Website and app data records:
───

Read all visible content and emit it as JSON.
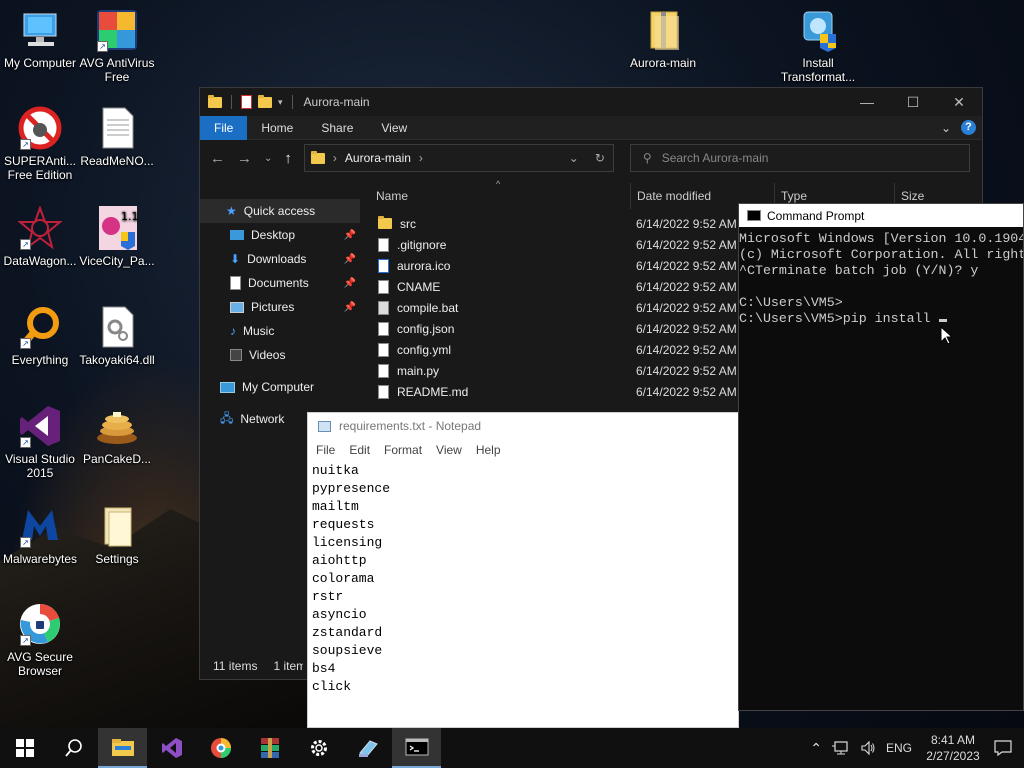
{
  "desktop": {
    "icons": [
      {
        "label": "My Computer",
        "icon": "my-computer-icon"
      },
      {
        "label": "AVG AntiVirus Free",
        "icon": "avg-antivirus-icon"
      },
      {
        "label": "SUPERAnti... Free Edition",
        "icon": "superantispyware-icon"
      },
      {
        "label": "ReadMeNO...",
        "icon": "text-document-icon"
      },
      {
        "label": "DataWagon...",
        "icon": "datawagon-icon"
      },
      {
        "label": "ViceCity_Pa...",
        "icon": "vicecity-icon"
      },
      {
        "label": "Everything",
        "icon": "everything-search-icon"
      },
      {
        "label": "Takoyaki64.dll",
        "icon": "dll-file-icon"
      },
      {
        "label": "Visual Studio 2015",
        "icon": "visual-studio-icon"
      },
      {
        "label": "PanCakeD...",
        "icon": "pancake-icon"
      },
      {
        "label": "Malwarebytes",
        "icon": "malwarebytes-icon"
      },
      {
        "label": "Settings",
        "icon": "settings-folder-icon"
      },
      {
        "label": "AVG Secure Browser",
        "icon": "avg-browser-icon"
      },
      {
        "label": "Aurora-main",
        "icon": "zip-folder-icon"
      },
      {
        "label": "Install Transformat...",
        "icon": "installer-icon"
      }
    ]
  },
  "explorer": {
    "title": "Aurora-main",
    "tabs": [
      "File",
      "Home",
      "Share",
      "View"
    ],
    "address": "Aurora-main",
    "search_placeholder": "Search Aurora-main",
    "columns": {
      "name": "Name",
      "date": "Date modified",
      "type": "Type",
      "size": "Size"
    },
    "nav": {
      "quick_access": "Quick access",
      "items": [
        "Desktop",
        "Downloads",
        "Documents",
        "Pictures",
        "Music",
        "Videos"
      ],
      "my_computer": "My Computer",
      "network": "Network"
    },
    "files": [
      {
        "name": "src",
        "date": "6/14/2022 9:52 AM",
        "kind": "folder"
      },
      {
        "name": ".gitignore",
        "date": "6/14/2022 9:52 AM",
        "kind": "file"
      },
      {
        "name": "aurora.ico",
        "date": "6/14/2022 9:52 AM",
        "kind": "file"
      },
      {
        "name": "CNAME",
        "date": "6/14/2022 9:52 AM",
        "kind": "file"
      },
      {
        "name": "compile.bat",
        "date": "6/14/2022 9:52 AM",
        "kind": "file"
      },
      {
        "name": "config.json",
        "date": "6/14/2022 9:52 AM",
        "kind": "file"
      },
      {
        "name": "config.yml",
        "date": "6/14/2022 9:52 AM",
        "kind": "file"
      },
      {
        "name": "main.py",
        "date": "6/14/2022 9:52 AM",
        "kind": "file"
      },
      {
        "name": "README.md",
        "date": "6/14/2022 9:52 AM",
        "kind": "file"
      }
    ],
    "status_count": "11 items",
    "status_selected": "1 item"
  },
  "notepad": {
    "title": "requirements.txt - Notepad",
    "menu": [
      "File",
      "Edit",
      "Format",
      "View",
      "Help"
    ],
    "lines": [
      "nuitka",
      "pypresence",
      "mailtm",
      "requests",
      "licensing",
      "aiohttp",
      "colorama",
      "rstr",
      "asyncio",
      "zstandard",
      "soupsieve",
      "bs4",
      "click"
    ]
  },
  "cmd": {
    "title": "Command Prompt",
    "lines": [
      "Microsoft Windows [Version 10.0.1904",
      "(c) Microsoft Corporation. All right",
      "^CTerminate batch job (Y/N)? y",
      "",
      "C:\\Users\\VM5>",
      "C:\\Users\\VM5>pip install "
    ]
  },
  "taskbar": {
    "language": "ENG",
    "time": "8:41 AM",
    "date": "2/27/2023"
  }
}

───

## Try it
Please, without any pictures, print each entry exactly.

## Solution below
Read all visible content and emit it as JSON.
{
  "desktop": {
    "icons": [
      {
        "label": "My Computer",
        "icon": "my-computer-icon"
      },
      {
        "label": "AVG AntiVirus Free",
        "icon": "avg-antivirus-icon"
      },
      {
        "label": "SUPERAnti... Free Edition",
        "icon": "superantispyware-icon"
      },
      {
        "label": "ReadMeNO...",
        "icon": "text-document-icon"
      },
      {
        "label": "DataWagon...",
        "icon": "datawagon-icon"
      },
      {
        "label": "ViceCity_Pa...",
        "icon": "vicecity-icon"
      },
      {
        "label": "Everything",
        "icon": "everything-search-icon"
      },
      {
        "label": "Takoyaki64.dll",
        "icon": "dll-file-icon"
      },
      {
        "label": "Visual Studio 2015",
        "icon": "visual-studio-icon"
      },
      {
        "label": "PanCakeD...",
        "icon": "pancake-icon"
      },
      {
        "label": "Malwarebytes",
        "icon": "malwarebytes-icon"
      },
      {
        "label": "Settings",
        "icon": "settings-folder-icon"
      },
      {
        "label": "AVG Secure Browser",
        "icon": "avg-browser-icon"
      },
      {
        "label": "Aurora-main",
        "icon": "zip-folder-icon"
      },
      {
        "label": "Install Transformat...",
        "icon": "installer-icon"
      }
    ]
  },
  "explorer": {
    "title": "Aurora-main",
    "tabs": [
      "File",
      "Home",
      "Share",
      "View"
    ],
    "address": "Aurora-main",
    "search_placeholder": "Search Aurora-main",
    "columns": {
      "name": "Name",
      "date": "Date modified",
      "type": "Type",
      "size": "Size"
    },
    "nav": {
      "quick_access": "Quick access",
      "items": [
        "Desktop",
        "Downloads",
        "Documents",
        "Pictures",
        "Music",
        "Videos"
      ],
      "my_computer": "My Computer",
      "network": "Network"
    },
    "files": [
      {
        "name": "src",
        "date": "6/14/2022 9:52 AM",
        "kind": "folder"
      },
      {
        "name": ".gitignore",
        "date": "6/14/2022 9:52 AM",
        "kind": "file"
      },
      {
        "name": "aurora.ico",
        "date": "6/14/2022 9:52 AM",
        "kind": "file"
      },
      {
        "name": "CNAME",
        "date": "6/14/2022 9:52 AM",
        "kind": "file"
      },
      {
        "name": "compile.bat",
        "date": "6/14/2022 9:52 AM",
        "kind": "file"
      },
      {
        "name": "config.json",
        "date": "6/14/2022 9:52 AM",
        "kind": "file"
      },
      {
        "name": "config.yml",
        "date": "6/14/2022 9:52 AM",
        "kind": "file"
      },
      {
        "name": "main.py",
        "date": "6/14/2022 9:52 AM",
        "kind": "file"
      },
      {
        "name": "README.md",
        "date": "6/14/2022 9:52 AM",
        "kind": "file"
      }
    ],
    "status_count": "11 items",
    "status_selected": "1 item"
  },
  "notepad": {
    "title": "requirements.txt - Notepad",
    "menu": [
      "File",
      "Edit",
      "Format",
      "View",
      "Help"
    ],
    "lines": [
      "nuitka",
      "pypresence",
      "mailtm",
      "requests",
      "licensing",
      "aiohttp",
      "colorama",
      "rstr",
      "asyncio",
      "zstandard",
      "soupsieve",
      "bs4",
      "click"
    ]
  },
  "cmd": {
    "title": "Command Prompt",
    "lines": [
      "Microsoft Windows [Version 10.0.1904",
      "(c) Microsoft Corporation. All right",
      "^CTerminate batch job (Y/N)? y",
      "",
      "C:\\Users\\VM5>",
      "C:\\Users\\VM5>pip install "
    ]
  },
  "taskbar": {
    "language": "ENG",
    "time": "8:41 AM",
    "date": "2/27/2023"
  }
}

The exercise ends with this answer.